__Instructions for the task__.
Gather every line that includes the word "boost", please.

* Start *

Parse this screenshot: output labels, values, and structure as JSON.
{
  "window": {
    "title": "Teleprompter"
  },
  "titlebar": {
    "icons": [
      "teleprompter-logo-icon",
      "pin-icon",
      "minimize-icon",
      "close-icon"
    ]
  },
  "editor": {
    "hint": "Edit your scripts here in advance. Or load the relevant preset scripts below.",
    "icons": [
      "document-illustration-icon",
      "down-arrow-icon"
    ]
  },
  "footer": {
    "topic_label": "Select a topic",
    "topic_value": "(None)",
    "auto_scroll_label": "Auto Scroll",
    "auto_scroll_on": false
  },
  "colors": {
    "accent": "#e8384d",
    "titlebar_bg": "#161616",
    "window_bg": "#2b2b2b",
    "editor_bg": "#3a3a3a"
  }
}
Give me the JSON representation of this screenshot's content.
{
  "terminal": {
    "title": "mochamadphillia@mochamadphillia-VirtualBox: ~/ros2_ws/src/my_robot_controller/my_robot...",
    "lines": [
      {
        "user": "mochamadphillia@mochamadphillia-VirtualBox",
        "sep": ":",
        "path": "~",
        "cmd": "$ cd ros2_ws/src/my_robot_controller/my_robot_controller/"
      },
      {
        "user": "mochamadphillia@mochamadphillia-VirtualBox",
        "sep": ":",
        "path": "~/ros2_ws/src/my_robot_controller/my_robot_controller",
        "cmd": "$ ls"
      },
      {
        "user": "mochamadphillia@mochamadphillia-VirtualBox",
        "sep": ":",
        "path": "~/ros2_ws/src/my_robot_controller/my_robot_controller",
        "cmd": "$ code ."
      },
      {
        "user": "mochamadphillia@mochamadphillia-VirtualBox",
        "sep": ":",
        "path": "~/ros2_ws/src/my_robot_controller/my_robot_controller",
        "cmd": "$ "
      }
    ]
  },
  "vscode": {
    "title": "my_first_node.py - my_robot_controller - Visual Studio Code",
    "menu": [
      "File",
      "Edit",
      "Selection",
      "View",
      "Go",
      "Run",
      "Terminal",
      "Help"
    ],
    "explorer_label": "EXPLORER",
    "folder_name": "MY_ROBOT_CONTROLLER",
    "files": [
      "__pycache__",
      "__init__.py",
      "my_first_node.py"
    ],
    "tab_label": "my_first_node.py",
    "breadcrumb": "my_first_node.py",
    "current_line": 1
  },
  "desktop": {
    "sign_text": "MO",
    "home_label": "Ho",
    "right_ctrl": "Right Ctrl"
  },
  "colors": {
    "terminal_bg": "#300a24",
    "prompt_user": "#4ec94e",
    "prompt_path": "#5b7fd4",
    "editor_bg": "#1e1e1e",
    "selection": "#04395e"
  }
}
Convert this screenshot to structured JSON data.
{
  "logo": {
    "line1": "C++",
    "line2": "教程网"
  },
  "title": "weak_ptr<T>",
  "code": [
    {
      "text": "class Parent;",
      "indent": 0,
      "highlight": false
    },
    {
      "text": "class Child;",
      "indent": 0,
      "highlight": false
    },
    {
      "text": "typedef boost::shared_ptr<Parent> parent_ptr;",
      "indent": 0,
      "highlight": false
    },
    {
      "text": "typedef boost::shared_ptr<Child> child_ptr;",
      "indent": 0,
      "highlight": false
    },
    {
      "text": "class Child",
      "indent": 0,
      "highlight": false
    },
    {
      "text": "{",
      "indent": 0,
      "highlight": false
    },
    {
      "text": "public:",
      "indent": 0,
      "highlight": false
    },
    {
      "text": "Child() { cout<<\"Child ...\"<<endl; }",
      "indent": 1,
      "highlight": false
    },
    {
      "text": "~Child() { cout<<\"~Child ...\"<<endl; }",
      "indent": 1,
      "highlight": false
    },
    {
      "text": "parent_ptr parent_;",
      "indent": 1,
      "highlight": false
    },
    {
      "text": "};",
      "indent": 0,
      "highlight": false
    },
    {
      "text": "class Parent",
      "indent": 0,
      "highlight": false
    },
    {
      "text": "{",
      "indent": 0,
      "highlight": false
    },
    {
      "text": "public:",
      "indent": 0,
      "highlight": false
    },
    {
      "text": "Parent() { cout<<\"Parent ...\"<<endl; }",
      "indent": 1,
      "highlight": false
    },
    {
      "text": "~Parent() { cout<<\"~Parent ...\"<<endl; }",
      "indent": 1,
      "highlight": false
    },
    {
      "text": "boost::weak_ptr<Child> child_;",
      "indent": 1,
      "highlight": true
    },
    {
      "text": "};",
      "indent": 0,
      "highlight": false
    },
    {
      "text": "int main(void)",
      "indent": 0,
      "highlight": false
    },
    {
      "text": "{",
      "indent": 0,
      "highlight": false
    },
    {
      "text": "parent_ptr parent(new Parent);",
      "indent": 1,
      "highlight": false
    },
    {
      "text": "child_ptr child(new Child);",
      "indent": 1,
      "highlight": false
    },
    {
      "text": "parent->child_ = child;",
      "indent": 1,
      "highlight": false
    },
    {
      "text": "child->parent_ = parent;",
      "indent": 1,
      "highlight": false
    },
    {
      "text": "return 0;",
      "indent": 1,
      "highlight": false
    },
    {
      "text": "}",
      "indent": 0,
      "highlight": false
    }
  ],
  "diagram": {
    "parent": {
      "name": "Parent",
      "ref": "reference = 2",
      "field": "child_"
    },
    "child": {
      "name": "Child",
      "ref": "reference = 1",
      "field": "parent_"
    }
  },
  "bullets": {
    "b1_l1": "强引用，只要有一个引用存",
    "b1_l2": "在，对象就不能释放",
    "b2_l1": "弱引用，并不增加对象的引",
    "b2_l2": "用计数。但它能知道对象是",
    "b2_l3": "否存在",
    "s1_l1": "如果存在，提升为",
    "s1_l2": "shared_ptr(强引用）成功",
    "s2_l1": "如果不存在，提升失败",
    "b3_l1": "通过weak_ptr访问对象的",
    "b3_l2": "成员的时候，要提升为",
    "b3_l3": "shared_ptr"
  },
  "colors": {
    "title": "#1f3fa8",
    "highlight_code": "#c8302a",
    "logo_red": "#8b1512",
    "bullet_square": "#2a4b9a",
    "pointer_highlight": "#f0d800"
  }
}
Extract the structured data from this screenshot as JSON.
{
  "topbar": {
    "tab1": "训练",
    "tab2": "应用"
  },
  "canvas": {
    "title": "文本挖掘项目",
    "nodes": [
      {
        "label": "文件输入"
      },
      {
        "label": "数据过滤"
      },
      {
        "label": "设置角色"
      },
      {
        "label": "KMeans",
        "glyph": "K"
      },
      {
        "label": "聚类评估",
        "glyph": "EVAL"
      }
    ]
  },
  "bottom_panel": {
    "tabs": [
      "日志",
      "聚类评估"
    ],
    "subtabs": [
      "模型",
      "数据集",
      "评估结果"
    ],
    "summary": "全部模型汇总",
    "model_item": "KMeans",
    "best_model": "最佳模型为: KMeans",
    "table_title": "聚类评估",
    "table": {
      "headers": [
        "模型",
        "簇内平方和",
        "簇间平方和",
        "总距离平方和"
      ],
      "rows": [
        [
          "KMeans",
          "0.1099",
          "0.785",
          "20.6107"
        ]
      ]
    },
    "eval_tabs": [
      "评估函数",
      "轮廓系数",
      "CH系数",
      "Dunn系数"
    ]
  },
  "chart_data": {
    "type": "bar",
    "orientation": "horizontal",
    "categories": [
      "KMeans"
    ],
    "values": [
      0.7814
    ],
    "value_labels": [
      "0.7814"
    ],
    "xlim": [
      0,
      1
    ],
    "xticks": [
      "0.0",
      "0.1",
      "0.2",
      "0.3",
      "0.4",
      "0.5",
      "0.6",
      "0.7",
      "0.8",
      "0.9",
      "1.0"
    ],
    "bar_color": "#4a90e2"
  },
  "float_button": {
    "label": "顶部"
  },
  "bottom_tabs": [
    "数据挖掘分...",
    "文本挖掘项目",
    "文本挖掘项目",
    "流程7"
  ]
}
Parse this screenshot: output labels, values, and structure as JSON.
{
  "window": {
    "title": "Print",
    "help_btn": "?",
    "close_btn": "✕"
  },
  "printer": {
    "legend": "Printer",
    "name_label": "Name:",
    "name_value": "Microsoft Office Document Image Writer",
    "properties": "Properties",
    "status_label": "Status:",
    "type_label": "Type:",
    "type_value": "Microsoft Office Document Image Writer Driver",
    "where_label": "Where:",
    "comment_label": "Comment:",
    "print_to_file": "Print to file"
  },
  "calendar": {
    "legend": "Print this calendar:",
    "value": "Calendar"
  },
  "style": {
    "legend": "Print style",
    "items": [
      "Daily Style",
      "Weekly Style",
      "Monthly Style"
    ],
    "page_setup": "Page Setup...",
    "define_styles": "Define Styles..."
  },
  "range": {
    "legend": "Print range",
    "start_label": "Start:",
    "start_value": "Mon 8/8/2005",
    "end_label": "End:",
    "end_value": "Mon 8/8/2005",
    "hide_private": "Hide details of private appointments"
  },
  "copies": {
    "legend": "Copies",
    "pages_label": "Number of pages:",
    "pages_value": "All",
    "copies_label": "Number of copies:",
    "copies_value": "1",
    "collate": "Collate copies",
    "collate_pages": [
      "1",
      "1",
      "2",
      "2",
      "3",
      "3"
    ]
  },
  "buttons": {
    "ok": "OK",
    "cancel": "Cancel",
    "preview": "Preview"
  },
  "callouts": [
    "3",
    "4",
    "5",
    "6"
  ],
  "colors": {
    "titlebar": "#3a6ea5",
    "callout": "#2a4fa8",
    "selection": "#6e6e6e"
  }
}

* End *

__Task response__.
      "text": "typedef boost::shared_ptr<Parent> parent_ptr;",
      "text": "typedef boost::shared_ptr<Child> child_ptr;",
      "text": "boost::weak_ptr<Child> child_;",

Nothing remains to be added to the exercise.